Problem details: Go through the material below and count the lines with the string "height"; the number is the whole answer.

::: Supplied material :::

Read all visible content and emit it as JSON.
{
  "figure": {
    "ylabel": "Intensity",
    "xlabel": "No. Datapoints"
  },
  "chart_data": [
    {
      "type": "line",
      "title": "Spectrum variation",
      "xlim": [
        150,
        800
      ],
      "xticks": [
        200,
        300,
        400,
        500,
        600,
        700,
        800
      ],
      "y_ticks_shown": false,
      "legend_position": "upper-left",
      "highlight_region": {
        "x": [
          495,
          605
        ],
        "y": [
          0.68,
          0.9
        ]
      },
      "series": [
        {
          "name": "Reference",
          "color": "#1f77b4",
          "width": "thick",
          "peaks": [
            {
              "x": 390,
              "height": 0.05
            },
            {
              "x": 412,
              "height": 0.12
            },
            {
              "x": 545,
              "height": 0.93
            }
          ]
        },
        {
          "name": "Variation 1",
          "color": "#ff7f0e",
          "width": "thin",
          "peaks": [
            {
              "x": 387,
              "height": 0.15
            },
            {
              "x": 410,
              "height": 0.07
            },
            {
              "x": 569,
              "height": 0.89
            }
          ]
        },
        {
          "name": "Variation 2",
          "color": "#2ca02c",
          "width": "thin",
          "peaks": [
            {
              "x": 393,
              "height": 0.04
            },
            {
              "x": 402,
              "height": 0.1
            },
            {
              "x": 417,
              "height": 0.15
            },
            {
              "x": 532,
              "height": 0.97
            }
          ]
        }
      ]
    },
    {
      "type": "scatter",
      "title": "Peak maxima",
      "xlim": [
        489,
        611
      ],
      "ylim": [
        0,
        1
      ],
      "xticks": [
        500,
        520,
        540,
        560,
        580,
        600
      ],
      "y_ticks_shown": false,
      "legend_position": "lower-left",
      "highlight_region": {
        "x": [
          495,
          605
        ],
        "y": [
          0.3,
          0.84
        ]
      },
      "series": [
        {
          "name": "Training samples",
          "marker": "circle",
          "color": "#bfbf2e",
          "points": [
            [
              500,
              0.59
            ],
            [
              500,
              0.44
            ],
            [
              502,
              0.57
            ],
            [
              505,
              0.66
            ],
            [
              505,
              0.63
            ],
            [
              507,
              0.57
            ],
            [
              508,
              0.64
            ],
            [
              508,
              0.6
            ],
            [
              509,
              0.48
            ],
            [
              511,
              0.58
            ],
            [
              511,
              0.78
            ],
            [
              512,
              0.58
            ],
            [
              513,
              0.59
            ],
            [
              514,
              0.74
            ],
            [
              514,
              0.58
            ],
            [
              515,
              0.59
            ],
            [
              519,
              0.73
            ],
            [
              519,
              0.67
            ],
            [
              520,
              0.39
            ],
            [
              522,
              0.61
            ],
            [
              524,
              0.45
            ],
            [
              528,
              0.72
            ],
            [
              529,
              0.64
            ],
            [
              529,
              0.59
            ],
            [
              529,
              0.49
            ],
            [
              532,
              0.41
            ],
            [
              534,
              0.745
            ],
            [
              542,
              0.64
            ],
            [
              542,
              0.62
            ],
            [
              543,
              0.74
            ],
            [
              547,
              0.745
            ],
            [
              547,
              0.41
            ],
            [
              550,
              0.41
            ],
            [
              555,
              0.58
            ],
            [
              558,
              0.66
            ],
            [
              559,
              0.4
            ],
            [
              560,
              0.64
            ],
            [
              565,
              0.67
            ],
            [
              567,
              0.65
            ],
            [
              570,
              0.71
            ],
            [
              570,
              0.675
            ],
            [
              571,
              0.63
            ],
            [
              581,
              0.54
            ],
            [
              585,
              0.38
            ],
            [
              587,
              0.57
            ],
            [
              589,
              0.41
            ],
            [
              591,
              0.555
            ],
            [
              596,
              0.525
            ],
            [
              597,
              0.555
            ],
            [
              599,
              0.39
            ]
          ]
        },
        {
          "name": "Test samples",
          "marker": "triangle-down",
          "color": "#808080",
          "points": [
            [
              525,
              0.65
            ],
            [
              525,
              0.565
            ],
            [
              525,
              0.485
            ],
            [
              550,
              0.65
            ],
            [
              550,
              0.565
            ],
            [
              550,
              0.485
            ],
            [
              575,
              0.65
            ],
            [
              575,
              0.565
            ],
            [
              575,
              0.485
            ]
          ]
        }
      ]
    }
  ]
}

:::

Written solution: 10